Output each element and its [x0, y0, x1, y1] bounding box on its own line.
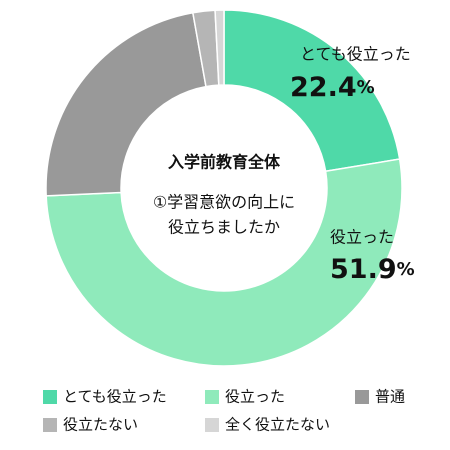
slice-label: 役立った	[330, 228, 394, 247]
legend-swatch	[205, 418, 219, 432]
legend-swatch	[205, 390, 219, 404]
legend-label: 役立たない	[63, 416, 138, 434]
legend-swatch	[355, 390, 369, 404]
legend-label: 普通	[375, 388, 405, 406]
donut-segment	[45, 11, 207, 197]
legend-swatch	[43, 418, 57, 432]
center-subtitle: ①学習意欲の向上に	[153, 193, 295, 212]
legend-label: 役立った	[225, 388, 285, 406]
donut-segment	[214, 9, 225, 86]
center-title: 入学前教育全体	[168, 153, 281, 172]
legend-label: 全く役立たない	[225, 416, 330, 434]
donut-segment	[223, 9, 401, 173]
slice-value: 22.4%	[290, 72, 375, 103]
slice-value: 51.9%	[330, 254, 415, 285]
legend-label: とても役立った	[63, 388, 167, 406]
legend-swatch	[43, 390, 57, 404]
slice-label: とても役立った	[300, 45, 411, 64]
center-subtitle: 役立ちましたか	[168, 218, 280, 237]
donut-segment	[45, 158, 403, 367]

==========

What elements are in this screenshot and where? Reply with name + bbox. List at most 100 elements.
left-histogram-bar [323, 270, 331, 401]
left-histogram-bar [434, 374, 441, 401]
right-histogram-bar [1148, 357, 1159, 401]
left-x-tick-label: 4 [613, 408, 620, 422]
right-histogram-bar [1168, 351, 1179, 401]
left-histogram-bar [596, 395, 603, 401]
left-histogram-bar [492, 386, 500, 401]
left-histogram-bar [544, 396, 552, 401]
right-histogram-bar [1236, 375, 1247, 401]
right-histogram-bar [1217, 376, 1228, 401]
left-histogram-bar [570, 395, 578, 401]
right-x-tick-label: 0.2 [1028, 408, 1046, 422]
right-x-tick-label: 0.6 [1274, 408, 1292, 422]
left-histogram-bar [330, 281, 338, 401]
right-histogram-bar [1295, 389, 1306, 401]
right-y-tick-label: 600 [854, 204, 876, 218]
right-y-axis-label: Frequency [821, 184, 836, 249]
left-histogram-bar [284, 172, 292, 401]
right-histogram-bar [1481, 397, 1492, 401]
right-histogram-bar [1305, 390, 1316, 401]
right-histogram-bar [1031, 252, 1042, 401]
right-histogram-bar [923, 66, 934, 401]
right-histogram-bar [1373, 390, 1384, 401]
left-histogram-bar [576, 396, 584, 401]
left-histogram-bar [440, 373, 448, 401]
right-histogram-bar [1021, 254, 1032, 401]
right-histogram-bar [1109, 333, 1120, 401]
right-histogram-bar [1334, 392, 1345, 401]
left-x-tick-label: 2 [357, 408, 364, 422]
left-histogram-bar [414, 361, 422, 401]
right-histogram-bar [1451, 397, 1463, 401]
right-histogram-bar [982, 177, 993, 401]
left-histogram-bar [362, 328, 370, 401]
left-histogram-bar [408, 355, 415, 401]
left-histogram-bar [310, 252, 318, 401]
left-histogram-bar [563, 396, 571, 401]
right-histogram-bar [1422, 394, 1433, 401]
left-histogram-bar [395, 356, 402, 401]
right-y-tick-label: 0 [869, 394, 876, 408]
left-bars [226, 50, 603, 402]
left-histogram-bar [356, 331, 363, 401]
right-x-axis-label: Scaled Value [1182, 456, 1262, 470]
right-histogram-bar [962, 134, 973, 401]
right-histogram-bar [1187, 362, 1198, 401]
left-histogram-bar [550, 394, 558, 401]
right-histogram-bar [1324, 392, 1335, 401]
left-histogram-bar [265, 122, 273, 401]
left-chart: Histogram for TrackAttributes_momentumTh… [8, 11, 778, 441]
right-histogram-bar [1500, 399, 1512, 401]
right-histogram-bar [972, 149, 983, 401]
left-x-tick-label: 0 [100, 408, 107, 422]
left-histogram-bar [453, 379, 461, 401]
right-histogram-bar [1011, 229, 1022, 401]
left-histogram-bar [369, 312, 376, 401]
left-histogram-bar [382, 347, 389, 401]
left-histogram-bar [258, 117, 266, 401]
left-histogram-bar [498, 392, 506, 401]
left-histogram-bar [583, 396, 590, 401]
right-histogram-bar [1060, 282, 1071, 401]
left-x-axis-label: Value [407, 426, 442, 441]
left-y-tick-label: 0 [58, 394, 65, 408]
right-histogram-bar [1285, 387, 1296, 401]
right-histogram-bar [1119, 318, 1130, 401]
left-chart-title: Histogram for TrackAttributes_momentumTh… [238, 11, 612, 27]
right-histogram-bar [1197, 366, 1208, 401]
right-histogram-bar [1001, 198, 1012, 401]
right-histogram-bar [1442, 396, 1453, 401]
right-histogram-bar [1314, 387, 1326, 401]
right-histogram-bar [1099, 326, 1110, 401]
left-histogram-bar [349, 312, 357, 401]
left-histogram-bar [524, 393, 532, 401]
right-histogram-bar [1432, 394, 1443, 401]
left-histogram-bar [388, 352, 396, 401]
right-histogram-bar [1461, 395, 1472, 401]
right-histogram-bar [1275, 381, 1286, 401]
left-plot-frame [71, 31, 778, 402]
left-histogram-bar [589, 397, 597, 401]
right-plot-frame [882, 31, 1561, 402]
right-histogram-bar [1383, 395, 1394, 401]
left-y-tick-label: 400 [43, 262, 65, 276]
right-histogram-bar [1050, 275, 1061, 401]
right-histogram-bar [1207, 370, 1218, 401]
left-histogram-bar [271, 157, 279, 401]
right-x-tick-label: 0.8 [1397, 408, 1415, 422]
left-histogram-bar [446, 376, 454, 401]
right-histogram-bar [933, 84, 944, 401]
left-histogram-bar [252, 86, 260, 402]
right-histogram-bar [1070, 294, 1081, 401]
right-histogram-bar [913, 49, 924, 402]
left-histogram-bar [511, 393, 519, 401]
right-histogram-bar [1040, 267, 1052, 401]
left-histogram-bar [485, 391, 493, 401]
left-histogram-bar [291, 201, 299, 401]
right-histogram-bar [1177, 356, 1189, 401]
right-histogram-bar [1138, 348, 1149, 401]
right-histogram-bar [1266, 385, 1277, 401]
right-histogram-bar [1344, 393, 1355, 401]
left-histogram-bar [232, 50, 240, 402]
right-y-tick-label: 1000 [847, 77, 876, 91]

==========

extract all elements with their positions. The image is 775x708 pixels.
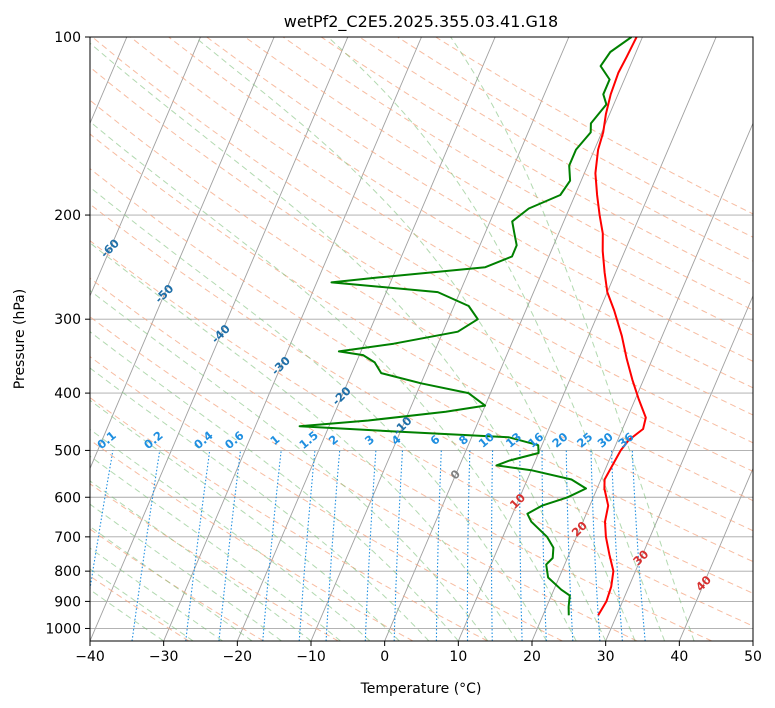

==========

**DIRECTIVE**
Convert the data, starting with the line that contains "Output each element" and going on through the line that contains "45, 411, 64]", into a Markdown table with the columns "Row" and "Line", one numbered row per line. Skip blank lines, and leave the pictures out of the table.

**COMPLETE RESPONSE**
| Row | Line |
|---|---|
| 1 | Output each element and its [x0, y0, x1, y1] bounding box on its own line. |
| 2 | slice-label: 役立った	[330, 228, 394, 247] |
| 3 | legend-swatch	[205, 418, 219, 432] |
| 4 | legend-swatch	[205, 390, 219, 404] |
| 5 | legend-label: 役立たない	[63, 416, 138, 434] |
| 6 | legend-swatch	[355, 390, 369, 404] |
| 7 | legend-label: 普通	[375, 388, 405, 406] |
| 8 | donut-segment	[45, 11, 207, 197] |
| 9 | legend-swatch	[43, 418, 57, 432] |
| 10 | center-subtitle: ①学習意欲の向上に	[153, 193, 295, 212] |
| 11 | legend-label: 役立った	[225, 388, 285, 406] |
| 12 | donut-segment	[214, 9, 225, 86] |
| 13 | center-title: 入学前教育全体	[168, 153, 281, 172] |
| 14 | legend-label: 全く役立たない	[225, 416, 330, 434] |
| 15 | donut-segment	[223, 9, 401, 173] |
| 16 | slice-value: 22.4%	[290, 72, 375, 103] |
| 17 | slice-value: 51.9%	[330, 254, 415, 285] |
| 18 | legend-label: とても役立った	[63, 388, 167, 406] |
| 19 | legend-swatch	[43, 390, 57, 404] |
| 20 | slice-label: とても役立った	[300, 45, 411, 64] |